== Requirements ==
**A.** List every statistic column that the chart in tip #2 of the DB2 tips article names.
**B.** In the DB2 tips article, reproduce word for word the part that opens with the words containing "The RUNSTATS utility" and closes with "Catalog tables themselves!".

— begin Text provided —

40 Tips In 60 Minutes
First presented at the 11th Annual North American Conference, International DB2 Users Group, May 1999.
This article is adapted from a presentation delivered at IDUG in 1999. These "tips" provide guidelines on optimizing the behavior and performance of DB2 for OS/390 systems and applications. In many places the tip will read as "Avoid this" or "Do not do that." These are not to be read as absolutes, but instead are offered as guidance in particular situations. For example, in the tip dealing with sorting, the advice is given to "Avoid Using DISTINCT." This does not mean that DISTINCT is never to be used, only that DISTINCT will invoke a sort, and that will cause a performance degradation. If you want to avoid the loss of performance, avoid the sort by removing DISTINCT. So, keep in mind that every one of these tips should have an implicit "it depends" appended to them.
#1: Use RUNSTATS on the Catalog
|
Although it always has been a wise course of action to execute RUNSTATS on the DB2 Catalog table spaces, it becomes even more important as of DB2 V4 because the DB2 system catalog table spaces can be reorganized.
The RUNSTATS utility collects statistical information that is used by the optimizer to generate access paths. Additionally, these statistics can be analyzed to determine when a REORG should be run. When RUNSTATS is run for a catalog table space, the statistics about that system catalog table space are gathered and then stored the DB2 Catalog tables themselves!
------------------------------
#2: REORG the DB2 Catalog
|
To determine when to reorganize the system catalog, DBAs can use the same basic indicators used to determine whether application table spaces should be reorganized:
COLUMN | CATALOG TABLE | OBJECT | IMPACT |
NEAROFFPOS | SYSIBM.SYSINDEXPART | TABLE SPACE | + |
FAROFFPOS | SYSIBM.SYSINDEXPART | TABLE SPACE | ++++ |
CLUSTERRATIO | SYSIBM.SYSINDEXES | INDEX | - - - - - |
NEARINDREF | SYSIBM.SYSTABLEPART | INDEX | + |
FARINDREF | SYSIBM.SYSTABLEPART | INDEX | ++++ |
LEAFDIST | SYSIBM.SYSINDEXPART | INDEX | +++ |
The column and table name where the statistic can be found is given in the first two columns of the chart. The third column indicates whether the statistic is applicable for a table space or an index. The fourth column gives an indication of the impact of the statistic. A plus (+) sign indicates that you should REORG more frequently as the value in that column gets larger. A minus (-) sign indicates that you should REORG more frequently as the value gets smaller. As the number of "+" or "-" signs increases, the need to REORG becomes more urgent.

— end Text provided —
— begin Data excerpts —

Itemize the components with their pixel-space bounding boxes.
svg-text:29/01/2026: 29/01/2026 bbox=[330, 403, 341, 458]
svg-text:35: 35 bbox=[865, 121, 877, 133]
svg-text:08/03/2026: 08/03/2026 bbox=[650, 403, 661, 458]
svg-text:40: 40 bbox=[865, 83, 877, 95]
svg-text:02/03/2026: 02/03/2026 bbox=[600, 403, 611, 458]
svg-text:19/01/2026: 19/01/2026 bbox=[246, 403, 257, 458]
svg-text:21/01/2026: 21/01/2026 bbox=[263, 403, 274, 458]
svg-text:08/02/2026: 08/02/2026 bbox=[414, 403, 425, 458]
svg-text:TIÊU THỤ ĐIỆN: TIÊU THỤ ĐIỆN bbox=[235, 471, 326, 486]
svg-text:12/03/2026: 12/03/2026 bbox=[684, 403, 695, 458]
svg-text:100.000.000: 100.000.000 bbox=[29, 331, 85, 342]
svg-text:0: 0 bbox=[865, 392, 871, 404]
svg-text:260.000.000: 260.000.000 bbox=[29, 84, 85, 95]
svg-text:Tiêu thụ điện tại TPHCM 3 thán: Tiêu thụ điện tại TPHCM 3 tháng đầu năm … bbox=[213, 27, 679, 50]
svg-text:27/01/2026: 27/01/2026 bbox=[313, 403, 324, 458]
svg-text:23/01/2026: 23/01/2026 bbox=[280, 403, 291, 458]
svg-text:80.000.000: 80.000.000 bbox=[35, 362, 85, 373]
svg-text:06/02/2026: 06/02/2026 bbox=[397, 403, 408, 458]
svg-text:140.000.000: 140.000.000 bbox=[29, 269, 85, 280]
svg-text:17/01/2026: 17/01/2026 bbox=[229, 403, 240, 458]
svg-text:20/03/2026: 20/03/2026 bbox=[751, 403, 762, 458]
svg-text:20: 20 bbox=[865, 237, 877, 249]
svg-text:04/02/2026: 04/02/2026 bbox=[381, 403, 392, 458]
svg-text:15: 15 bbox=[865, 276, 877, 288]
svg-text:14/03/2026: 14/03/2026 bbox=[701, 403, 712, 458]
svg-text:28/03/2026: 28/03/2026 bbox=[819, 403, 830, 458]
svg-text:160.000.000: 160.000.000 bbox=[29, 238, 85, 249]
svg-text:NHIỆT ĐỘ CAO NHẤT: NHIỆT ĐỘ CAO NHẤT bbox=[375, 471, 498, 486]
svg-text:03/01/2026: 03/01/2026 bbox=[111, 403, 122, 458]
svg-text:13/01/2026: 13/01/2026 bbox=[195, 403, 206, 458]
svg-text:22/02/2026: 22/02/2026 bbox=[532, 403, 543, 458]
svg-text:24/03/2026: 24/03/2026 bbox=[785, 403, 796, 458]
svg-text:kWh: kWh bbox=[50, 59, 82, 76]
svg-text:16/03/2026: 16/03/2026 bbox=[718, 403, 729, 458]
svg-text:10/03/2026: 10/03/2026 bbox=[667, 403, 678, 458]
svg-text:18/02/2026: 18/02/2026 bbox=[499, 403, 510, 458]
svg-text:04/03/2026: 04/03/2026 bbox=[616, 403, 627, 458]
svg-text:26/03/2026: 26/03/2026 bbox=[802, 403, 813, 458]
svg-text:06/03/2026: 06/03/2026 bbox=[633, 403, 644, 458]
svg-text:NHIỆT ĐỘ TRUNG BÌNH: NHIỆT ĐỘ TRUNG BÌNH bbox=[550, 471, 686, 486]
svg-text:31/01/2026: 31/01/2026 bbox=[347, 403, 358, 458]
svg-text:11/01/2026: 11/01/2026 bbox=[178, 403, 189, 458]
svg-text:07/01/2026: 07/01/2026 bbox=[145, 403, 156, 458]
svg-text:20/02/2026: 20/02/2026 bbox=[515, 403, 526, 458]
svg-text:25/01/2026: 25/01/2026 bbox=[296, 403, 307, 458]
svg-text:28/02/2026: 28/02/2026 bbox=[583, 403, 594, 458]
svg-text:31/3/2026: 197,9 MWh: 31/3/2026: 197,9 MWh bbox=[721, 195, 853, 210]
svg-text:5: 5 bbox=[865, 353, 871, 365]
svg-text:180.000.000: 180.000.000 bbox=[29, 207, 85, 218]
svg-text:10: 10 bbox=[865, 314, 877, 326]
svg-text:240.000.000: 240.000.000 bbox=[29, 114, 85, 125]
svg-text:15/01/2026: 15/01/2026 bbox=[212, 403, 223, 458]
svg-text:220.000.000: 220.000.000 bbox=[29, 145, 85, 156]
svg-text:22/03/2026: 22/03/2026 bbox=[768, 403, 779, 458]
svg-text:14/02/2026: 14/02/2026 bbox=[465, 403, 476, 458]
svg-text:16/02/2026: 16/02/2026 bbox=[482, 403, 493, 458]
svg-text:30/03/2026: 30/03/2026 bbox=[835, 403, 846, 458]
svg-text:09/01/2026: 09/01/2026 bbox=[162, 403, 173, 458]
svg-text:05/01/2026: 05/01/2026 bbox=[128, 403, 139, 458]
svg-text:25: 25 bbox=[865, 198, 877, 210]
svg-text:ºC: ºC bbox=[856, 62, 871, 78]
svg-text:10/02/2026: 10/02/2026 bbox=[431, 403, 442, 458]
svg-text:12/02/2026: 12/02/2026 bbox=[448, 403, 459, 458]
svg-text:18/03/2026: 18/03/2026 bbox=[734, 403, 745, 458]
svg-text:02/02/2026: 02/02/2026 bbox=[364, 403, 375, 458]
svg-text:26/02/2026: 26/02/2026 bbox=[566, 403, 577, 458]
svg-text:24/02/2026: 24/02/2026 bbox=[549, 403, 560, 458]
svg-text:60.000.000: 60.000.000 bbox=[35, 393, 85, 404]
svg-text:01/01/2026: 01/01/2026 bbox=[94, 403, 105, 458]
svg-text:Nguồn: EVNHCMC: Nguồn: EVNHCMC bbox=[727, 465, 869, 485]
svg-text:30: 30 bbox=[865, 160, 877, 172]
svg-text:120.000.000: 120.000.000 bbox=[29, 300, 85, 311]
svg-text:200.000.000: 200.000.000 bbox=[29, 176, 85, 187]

— end Data excerpts —

== Solutions to each task ==
**A.** NEAROFFPOS, FAROFFPOS, CLUSTERRATIO, NEARINDREF, FARINDREF, LEAFDIST

**B.**
The RUNSTATS utility collects statistical information that is used by the optimizer to generate access paths. Additionally, these statistics can be analyzed to determine when a REORG should be run. When RUNSTATS is run for a catalog table space, the statistics about that system catalog table space are gathered and then stored the DB2 Catalog tables themselves!